Return the material word for word. Do not include pictures.

=== Supplied material ===

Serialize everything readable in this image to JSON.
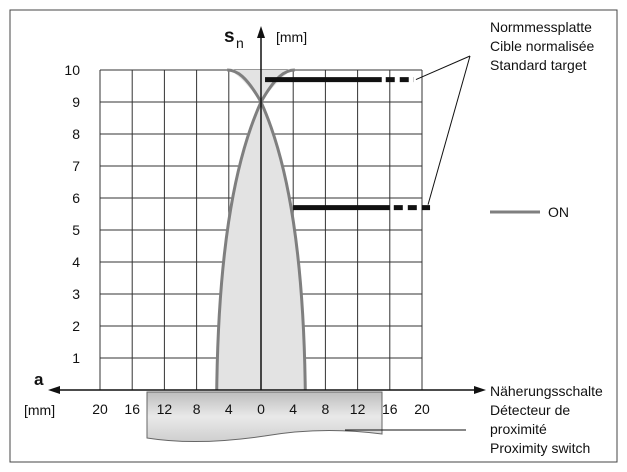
{
  "chart_data": {
    "type": "line",
    "title": "",
    "x_axis": {
      "label": "a",
      "unit": "[mm]",
      "tick_labels": [
        "20",
        "16",
        "12",
        "8",
        "4",
        "0",
        "4",
        "8",
        "12",
        "16",
        "20"
      ],
      "range": [
        -20,
        20
      ]
    },
    "y_axis": {
      "label": "s",
      "label_subscript": "n",
      "unit": "[mm]",
      "tick_labels": [
        "1",
        "2",
        "3",
        "4",
        "5",
        "6",
        "7",
        "8",
        "9",
        "10"
      ],
      "range": [
        0,
        10
      ]
    },
    "grid": true,
    "series": [
      {
        "name": "ON",
        "color": "#7f7f7f",
        "fill": "#e3e3e3",
        "inner_curve": [
          [
            -5.5,
            0
          ],
          [
            -5,
            3
          ],
          [
            -3.8,
            6
          ],
          [
            -2,
            8
          ],
          [
            0,
            9
          ]
        ],
        "outer_curve": [
          [
            -5.5,
            0
          ],
          [
            -5,
            3
          ],
          [
            -3.8,
            6
          ],
          [
            -2,
            8
          ],
          [
            0,
            9
          ],
          [
            4,
            10
          ],
          [
            -4,
            10
          ],
          [
            0,
            9
          ],
          [
            2,
            8
          ],
          [
            3.8,
            6
          ],
          [
            5,
            3
          ],
          [
            5.5,
            0
          ]
        ]
      }
    ],
    "targets": [
      {
        "y": 9.7,
        "x_start": 0.5,
        "x_end": 15,
        "dash_to": 19
      },
      {
        "y": 5.7,
        "x_start": 4,
        "x_end": 16,
        "dash_to": 21
      }
    ],
    "annotations": {
      "target_label": [
        "Normmessplatte",
        "Cible normalisée",
        "Standard target"
      ],
      "switch_label": [
        "Näherungsschalte",
        "Détecteur de",
        "proximité",
        "Proximity switch"
      ],
      "legend_label": "ON"
    }
  }
}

===

### Answer below
Serialize everything readable in this image to JSON.
{
  "chart_data": {
    "type": "line",
    "title": "",
    "x_axis": {
      "label": "a",
      "unit": "[mm]",
      "tick_labels": [
        "20",
        "16",
        "12",
        "8",
        "4",
        "0",
        "4",
        "8",
        "12",
        "16",
        "20"
      ],
      "range": [
        -20,
        20
      ]
    },
    "y_axis": {
      "label": "s",
      "label_subscript": "n",
      "unit": "[mm]",
      "tick_labels": [
        "1",
        "2",
        "3",
        "4",
        "5",
        "6",
        "7",
        "8",
        "9",
        "10"
      ],
      "range": [
        0,
        10
      ]
    },
    "grid": true,
    "series": [
      {
        "name": "ON",
        "color": "#7f7f7f",
        "fill": "#e3e3e3",
        "inner_curve": [
          [
            -5.5,
            0
          ],
          [
            -5,
            3
          ],
          [
            -3.8,
            6
          ],
          [
            -2,
            8
          ],
          [
            0,
            9
          ]
        ],
        "outer_curve": [
          [
            -5.5,
            0
          ],
          [
            -5,
            3
          ],
          [
            -3.8,
            6
          ],
          [
            -2,
            8
          ],
          [
            0,
            9
          ],
          [
            4,
            10
          ],
          [
            -4,
            10
          ],
          [
            0,
            9
          ],
          [
            2,
            8
          ],
          [
            3.8,
            6
          ],
          [
            5,
            3
          ],
          [
            5.5,
            0
          ]
        ]
      }
    ],
    "targets": [
      {
        "y": 9.7,
        "x_start": 0.5,
        "x_end": 15,
        "dash_to": 19
      },
      {
        "y": 5.7,
        "x_start": 4,
        "x_end": 16,
        "dash_to": 21
      }
    ],
    "annotations": {
      "target_label": [
        "Normmessplatte",
        "Cible normalisée",
        "Standard target"
      ],
      "switch_label": [
        "Näherungsschalte",
        "Détecteur de",
        "proximité",
        "Proximity switch"
      ],
      "legend_label": "ON"
    }
  }
}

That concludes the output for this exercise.